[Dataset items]
○ ○ ○ ○ ○ ○ ○

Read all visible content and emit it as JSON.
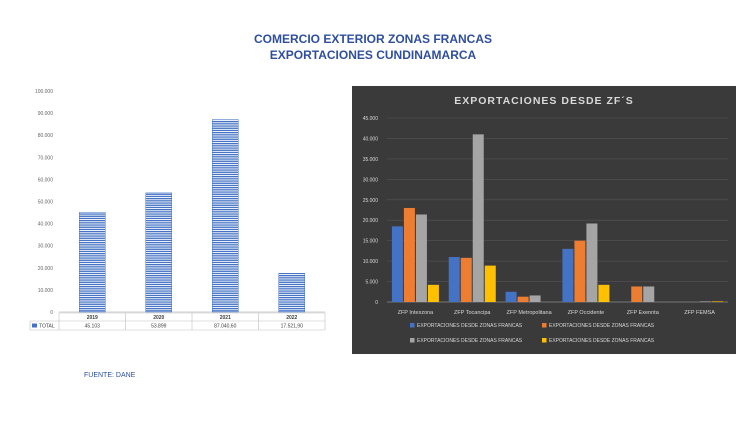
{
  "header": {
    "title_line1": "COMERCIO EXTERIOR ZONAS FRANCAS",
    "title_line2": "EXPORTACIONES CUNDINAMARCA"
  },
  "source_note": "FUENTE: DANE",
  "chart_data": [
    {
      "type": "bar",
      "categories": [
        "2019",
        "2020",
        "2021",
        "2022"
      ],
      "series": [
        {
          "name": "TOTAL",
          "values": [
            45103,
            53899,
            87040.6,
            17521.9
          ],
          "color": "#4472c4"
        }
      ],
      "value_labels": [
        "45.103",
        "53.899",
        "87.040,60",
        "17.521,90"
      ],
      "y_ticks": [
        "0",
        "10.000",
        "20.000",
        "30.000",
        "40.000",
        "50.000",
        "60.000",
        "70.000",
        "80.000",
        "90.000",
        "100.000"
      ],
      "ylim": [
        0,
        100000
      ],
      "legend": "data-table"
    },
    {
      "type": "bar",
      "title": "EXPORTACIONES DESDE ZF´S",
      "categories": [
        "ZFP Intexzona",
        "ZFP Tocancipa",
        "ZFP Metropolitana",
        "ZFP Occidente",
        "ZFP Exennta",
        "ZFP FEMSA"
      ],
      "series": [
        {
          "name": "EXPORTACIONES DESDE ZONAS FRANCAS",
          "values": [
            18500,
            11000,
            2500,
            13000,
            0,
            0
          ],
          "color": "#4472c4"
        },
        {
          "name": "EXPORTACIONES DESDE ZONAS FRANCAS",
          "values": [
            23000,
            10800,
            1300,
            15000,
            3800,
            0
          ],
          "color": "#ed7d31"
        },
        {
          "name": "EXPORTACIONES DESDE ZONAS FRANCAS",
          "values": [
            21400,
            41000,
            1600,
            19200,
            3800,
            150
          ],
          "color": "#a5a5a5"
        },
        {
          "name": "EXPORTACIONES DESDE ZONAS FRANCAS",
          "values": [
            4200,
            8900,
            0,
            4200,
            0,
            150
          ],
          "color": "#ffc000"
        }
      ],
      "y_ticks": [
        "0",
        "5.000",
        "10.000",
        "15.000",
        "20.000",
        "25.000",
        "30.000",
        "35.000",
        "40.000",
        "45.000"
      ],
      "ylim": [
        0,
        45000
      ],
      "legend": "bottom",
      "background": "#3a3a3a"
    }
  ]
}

○ ○ ○ ○ ○ ○ ○

**STATED EXERCISE**
Return the records exactly. Don't carry the pictures over.

**SOLUTION FOR THIS EXERCISE**
Read all visible content and emit it as JSON.
{
  "header": {
    "title_line1": "COMERCIO EXTERIOR ZONAS FRANCAS",
    "title_line2": "EXPORTACIONES CUNDINAMARCA"
  },
  "source_note": "FUENTE: DANE",
  "chart_data": [
    {
      "type": "bar",
      "categories": [
        "2019",
        "2020",
        "2021",
        "2022"
      ],
      "series": [
        {
          "name": "TOTAL",
          "values": [
            45103,
            53899,
            87040.6,
            17521.9
          ],
          "color": "#4472c4"
        }
      ],
      "value_labels": [
        "45.103",
        "53.899",
        "87.040,60",
        "17.521,90"
      ],
      "y_ticks": [
        "0",
        "10.000",
        "20.000",
        "30.000",
        "40.000",
        "50.000",
        "60.000",
        "70.000",
        "80.000",
        "90.000",
        "100.000"
      ],
      "ylim": [
        0,
        100000
      ],
      "legend": "data-table"
    },
    {
      "type": "bar",
      "title": "EXPORTACIONES DESDE ZF´S",
      "categories": [
        "ZFP Intexzona",
        "ZFP Tocancipa",
        "ZFP Metropolitana",
        "ZFP Occidente",
        "ZFP Exennta",
        "ZFP FEMSA"
      ],
      "series": [
        {
          "name": "EXPORTACIONES DESDE ZONAS FRANCAS",
          "values": [
            18500,
            11000,
            2500,
            13000,
            0,
            0
          ],
          "color": "#4472c4"
        },
        {
          "name": "EXPORTACIONES DESDE ZONAS FRANCAS",
          "values": [
            23000,
            10800,
            1300,
            15000,
            3800,
            0
          ],
          "color": "#ed7d31"
        },
        {
          "name": "EXPORTACIONES DESDE ZONAS FRANCAS",
          "values": [
            21400,
            41000,
            1600,
            19200,
            3800,
            150
          ],
          "color": "#a5a5a5"
        },
        {
          "name": "EXPORTACIONES DESDE ZONAS FRANCAS",
          "values": [
            4200,
            8900,
            0,
            4200,
            0,
            150
          ],
          "color": "#ffc000"
        }
      ],
      "y_ticks": [
        "0",
        "5.000",
        "10.000",
        "15.000",
        "20.000",
        "25.000",
        "30.000",
        "35.000",
        "40.000",
        "45.000"
      ],
      "ylim": [
        0,
        45000
      ],
      "legend": "bottom",
      "background": "#3a3a3a"
    }
  ]
}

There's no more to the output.